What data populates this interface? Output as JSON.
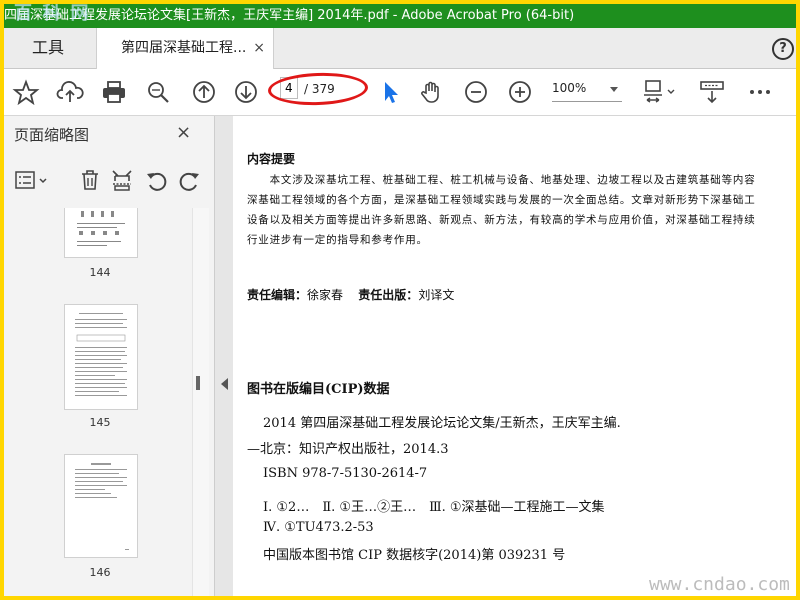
{
  "window": {
    "title": "四届深基础工程发展论坛论文集[王新杰，王庆军主编] 2014年.pdf - Adobe Acrobat Pro (64-bit)",
    "watermark_top": "百 科 网"
  },
  "tabs": {
    "tools_label": "工具",
    "doc_label": "第四届深基础工程...",
    "close_glyph": "×",
    "help_glyph": "?"
  },
  "toolbar": {
    "page_current": "4",
    "page_total": "/ 379",
    "zoom": "100%",
    "icons": [
      "star-icon",
      "cloud-upload-icon",
      "printer-icon",
      "zoom-search-icon",
      "page-up-icon",
      "page-down-icon",
      "select-pointer-icon",
      "hand-tool-icon",
      "zoom-out-icon",
      "zoom-in-icon",
      "fit-page-icon",
      "scroll-mode-icon",
      "more-icon"
    ]
  },
  "panel": {
    "title": "页面缩略图",
    "close_glyph": "×",
    "thumbnails": [
      {
        "page": "144"
      },
      {
        "page": "145"
      },
      {
        "page": "146"
      }
    ]
  },
  "document": {
    "summary_heading": "内容提要",
    "summary_lines": [
      "　　本文涉及深基坑工程、桩基础工程、桩工机械与设备、地基处理、边坡工程以及古建筑基础等内容",
      "深基础工程领域的各个方面，是深基础工程领域实践与发展的一次全面总结。文章对新形势下深基础工",
      "设备以及相关方面等提出许多新思路、新观点、新方法，有较高的学术与应用价值，对深基础工程持续",
      "行业进步有一定的指导和参考作用。"
    ],
    "editor_label": "责任编辑：",
    "editor_name": "徐家春",
    "publisher_label": "责任出版：",
    "publisher_name": "刘译文",
    "cip_heading": "图书在版编目(CIP)数据",
    "cip_lines": [
      "2014 第四届深基础工程发展论坛论文集/王新杰，王庆军主编.",
      "—北京：知识产权出版社，2014.3",
      "ISBN 978-7-5130-2614-7",
      "Ⅰ. ①2…　Ⅱ. ①王…②王…　Ⅲ. ①深基础—工程施工—文集",
      "Ⅳ. ①TU473.2-53",
      "中国版本图书馆 CIP 数据核字(2014)第 039231 号"
    ],
    "watermark_bottom": "www.cndao.com"
  },
  "colors": {
    "titlebar": "#1e8f1e",
    "frame": "#ffd600",
    "highlight_oval": "#e01818",
    "pointer_blue": "#1a73e8"
  }
}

WRITTEN EXERCISE -
Transcribe the material exactly, keeping every word and none of the pictures.

COMPLETE RESPONSE -
What data populates this interface? Output as JSON.
{
  "window": {
    "title": "四届深基础工程发展论坛论文集[王新杰，王庆军主编] 2014年.pdf - Adobe Acrobat Pro (64-bit)",
    "watermark_top": "百 科 网"
  },
  "tabs": {
    "tools_label": "工具",
    "doc_label": "第四届深基础工程...",
    "close_glyph": "×",
    "help_glyph": "?"
  },
  "toolbar": {
    "page_current": "4",
    "page_total": "/ 379",
    "zoom": "100%",
    "icons": [
      "star-icon",
      "cloud-upload-icon",
      "printer-icon",
      "zoom-search-icon",
      "page-up-icon",
      "page-down-icon",
      "select-pointer-icon",
      "hand-tool-icon",
      "zoom-out-icon",
      "zoom-in-icon",
      "fit-page-icon",
      "scroll-mode-icon",
      "more-icon"
    ]
  },
  "panel": {
    "title": "页面缩略图",
    "close_glyph": "×",
    "thumbnails": [
      {
        "page": "144"
      },
      {
        "page": "145"
      },
      {
        "page": "146"
      }
    ]
  },
  "document": {
    "summary_heading": "内容提要",
    "summary_lines": [
      "　　本文涉及深基坑工程、桩基础工程、桩工机械与设备、地基处理、边坡工程以及古建筑基础等内容",
      "深基础工程领域的各个方面，是深基础工程领域实践与发展的一次全面总结。文章对新形势下深基础工",
      "设备以及相关方面等提出许多新思路、新观点、新方法，有较高的学术与应用价值，对深基础工程持续",
      "行业进步有一定的指导和参考作用。"
    ],
    "editor_label": "责任编辑：",
    "editor_name": "徐家春",
    "publisher_label": "责任出版：",
    "publisher_name": "刘译文",
    "cip_heading": "图书在版编目(CIP)数据",
    "cip_lines": [
      "2014 第四届深基础工程发展论坛论文集/王新杰，王庆军主编.",
      "—北京：知识产权出版社，2014.3",
      "ISBN 978-7-5130-2614-7",
      "Ⅰ. ①2…　Ⅱ. ①王…②王…　Ⅲ. ①深基础—工程施工—文集",
      "Ⅳ. ①TU473.2-53",
      "中国版本图书馆 CIP 数据核字(2014)第 039231 号"
    ],
    "watermark_bottom": "www.cndao.com"
  },
  "colors": {
    "titlebar": "#1e8f1e",
    "frame": "#ffd600",
    "highlight_oval": "#e01818",
    "pointer_blue": "#1a73e8"
  }
}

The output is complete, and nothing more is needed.